■ **Your task**
Repeat the listing that follows, character for character, minus the pictures.
**** Listed records
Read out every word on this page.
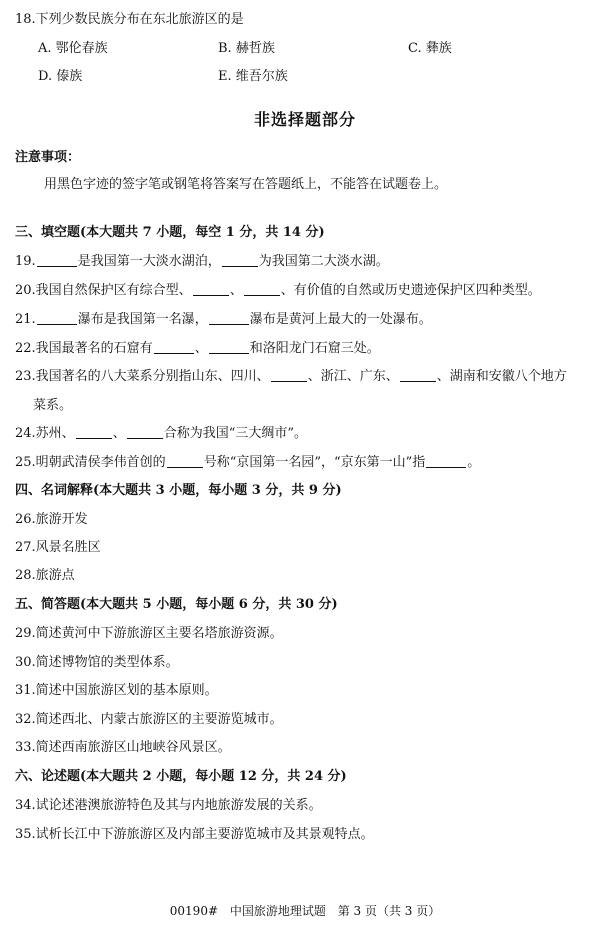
18.下列少数民族分布在东北旅游区的是
A. 鄂伦春族	B. 赫哲族	C. 彝族
D. 傣族	E. 维吾尔族
非选择题部分
注意事项：
用黑色字迹的签字笔或钢笔将答案写在答题纸上，不能答在试题卷上。
三、填空题(本大题共 7 小题，每空 1 分，共 14 分)
19.	是我国第一大淡水湖泊，	为我国第二大淡水湖。
20.我国自然保护区有综合型、	、	、有价值的自然或历史遗迹保护区四种类型。
21.	瀑布是我国第一名瀑，	瀑布是黄河上最大的一处瀑布。
22.我国最著名的石窟有	、	和洛阳龙门石窟三处。
23.我国著名的八大菜系分别指山东、四川、	、浙江、广东、	、湖南和安徽八个地方
菜系。
24.苏州、	、	合称为我国“三大绸市”。
25.明朝武清侯李伟首创的	号称“京国第一名园”，“京东第一山”指	。
四、名词解释(本大题共 3 小题，每小题 3 分，共 9 分)
26.旅游开发
27.风景名胜区
28.旅游点
五、简答题(本大题共 5 小题，每小题 6 分，共 30 分)
29.简述黄河中下游旅游区主要名塔旅游资源。
30.简述博物馆的类型体系。
31.简述中国旅游区划的基本原则。
32.简述西北、内蒙古旅游区的主要游览城市。
33.简述西南旅游区山地峡谷风景区。
六、论述题(本大题共 2 小题，每小题 12 分，共 24 分)
34.试论述港澳旅游特色及其与内地旅游发展的关系。
35.试析长江中下游旅游区及内部主要游览城市及其景观特点。
00190# 中国旅游地理试题 第 3 页（共 3 页）
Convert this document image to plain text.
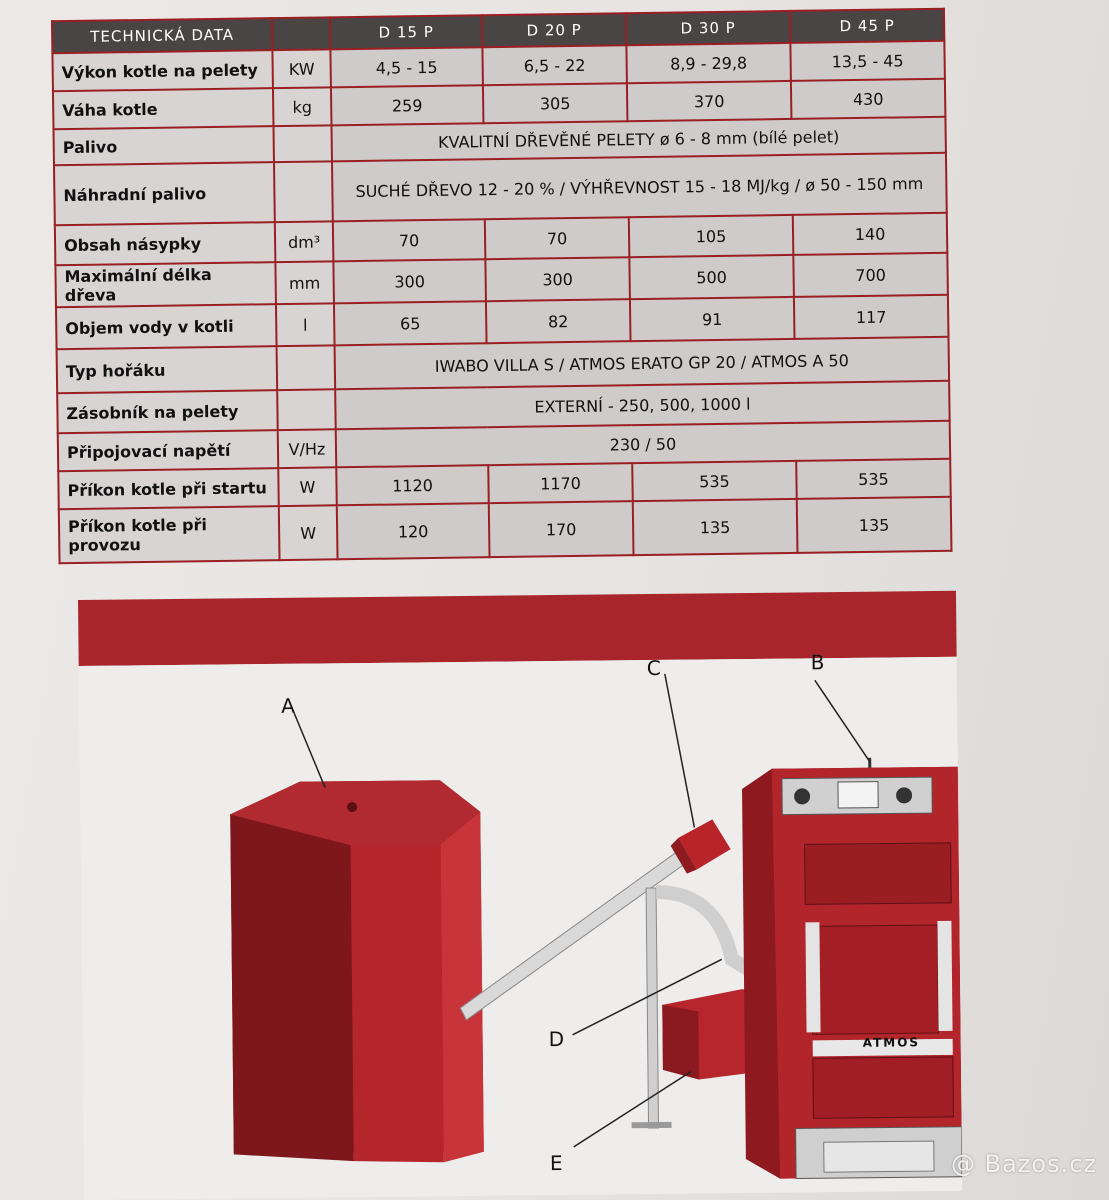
TECHNICKÁ DATA		D 15 P	D 20 P	D 30 P	D 45 P
Výkon kotle na pelety	KW	4,5 - 15	6,5 - 22	8,9 - 29,8	13,5 - 45
Váha kotle	kg	259	305	370	430
Palivo		KVALITNÍ DŘEVĚNÉ PELETY ø 6 - 8 mm (bílé pelet)			
Náhradní palivo		SUCHÉ DŘEVO 12 - 20 % / VÝHŘEVNOST 15 - 18 MJ/kg / ø 50 - 150 mm			
Obsah násypky	dm³	70	70	105	140
Maximální délka dřeva	mm	300	300	500	700
Objem vody v kotli	l	65	82	91	117
Typ hořáku		IWABO VILLA S / ATMOS ERATO GP 20 / ATMOS A 50			
Zásobník na pelety		EXTERNÍ - 250, 500, 1000 l			
Připojovací napětí	V/Hz	230 / 50			
Příkon kotle při startu	W	1120	1170	535	535
Příkon kotle při provozu	W	120	170	135	135
A
C	B
D
E
ATMOS
@ Bazos.cz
********
■ **Task response**
Read out every word on this page.
18.下列少数民族分布在东北旅游区的是
A. 鄂伦春族	B. 赫哲族	C. 彝族
D. 傣族	E. 维吾尔族
非选择题部分
注意事项：
用黑色字迹的签字笔或钢笔将答案写在答题纸上，不能答在试题卷上。
三、填空题(本大题共 7 小题，每空 1 分，共 14 分)
19.	是我国第一大淡水湖泊，	为我国第二大淡水湖。
20.我国自然保护区有综合型、	、	、有价值的自然或历史遗迹保护区四种类型。
21.	瀑布是我国第一名瀑，	瀑布是黄河上最大的一处瀑布。
22.我国最著名的石窟有	、	和洛阳龙门石窟三处。
23.我国著名的八大菜系分别指山东、四川、	、浙江、广东、	、湖南和安徽八个地方
菜系。
24.苏州、	、	合称为我国“三大绸市”。
25.明朝武清侯李伟首创的	号称“京国第一名园”，“京东第一山”指	。
四、名词解释(本大题共 3 小题，每小题 3 分，共 9 分)
26.旅游开发
27.风景名胜区
28.旅游点
五、简答题(本大题共 5 小题，每小题 6 分，共 30 分)
29.简述黄河中下游旅游区主要名塔旅游资源。
30.简述博物馆的类型体系。
31.简述中国旅游区划的基本原则。
32.简述西北、内蒙古旅游区的主要游览城市。
33.简述西南旅游区山地峡谷风景区。
六、论述题(本大题共 2 小题，每小题 12 分，共 24 分)
34.试论述港澳旅游特色及其与内地旅游发展的关系。
35.试析长江中下游旅游区及内部主要游览城市及其景观特点。
00190# 中国旅游地理试题 第 3 页（共 3 页）
Convert this document image to plain text.
TECHNICKÁ DATA		D 15 P	D 20 P	D 30 P	D 45 P
Výkon kotle na pelety	KW	4,5 - 15	6,5 - 22	8,9 - 29,8	13,5 - 45
Váha kotle	kg	259	305	370	430
Palivo		KVALITNÍ DŘEVĚNÉ PELETY ø 6 - 8 mm (bílé pelet)			
Náhradní palivo		SUCHÉ DŘEVO 12 - 20 % / VÝHŘEVNOST 15 - 18 MJ/kg / ø 50 - 150 mm			
Obsah násypky	dm³	70	70	105	140
Maximální délka dřeva	mm	300	300	500	700
Objem vody v kotli	l	65	82	91	117
Typ hořáku		IWABO VILLA S / ATMOS ERATO GP 20 / ATMOS A 50			
Zásobník na pelety		EXTERNÍ - 250, 500, 1000 l			
Připojovací napětí	V/Hz	230 / 50			
Příkon kotle při startu	W	1120	1170	535	535
Příkon kotle při provozu	W	120	170	135	135
A
C	B
D
E
ATMOS
@ Bazos.cz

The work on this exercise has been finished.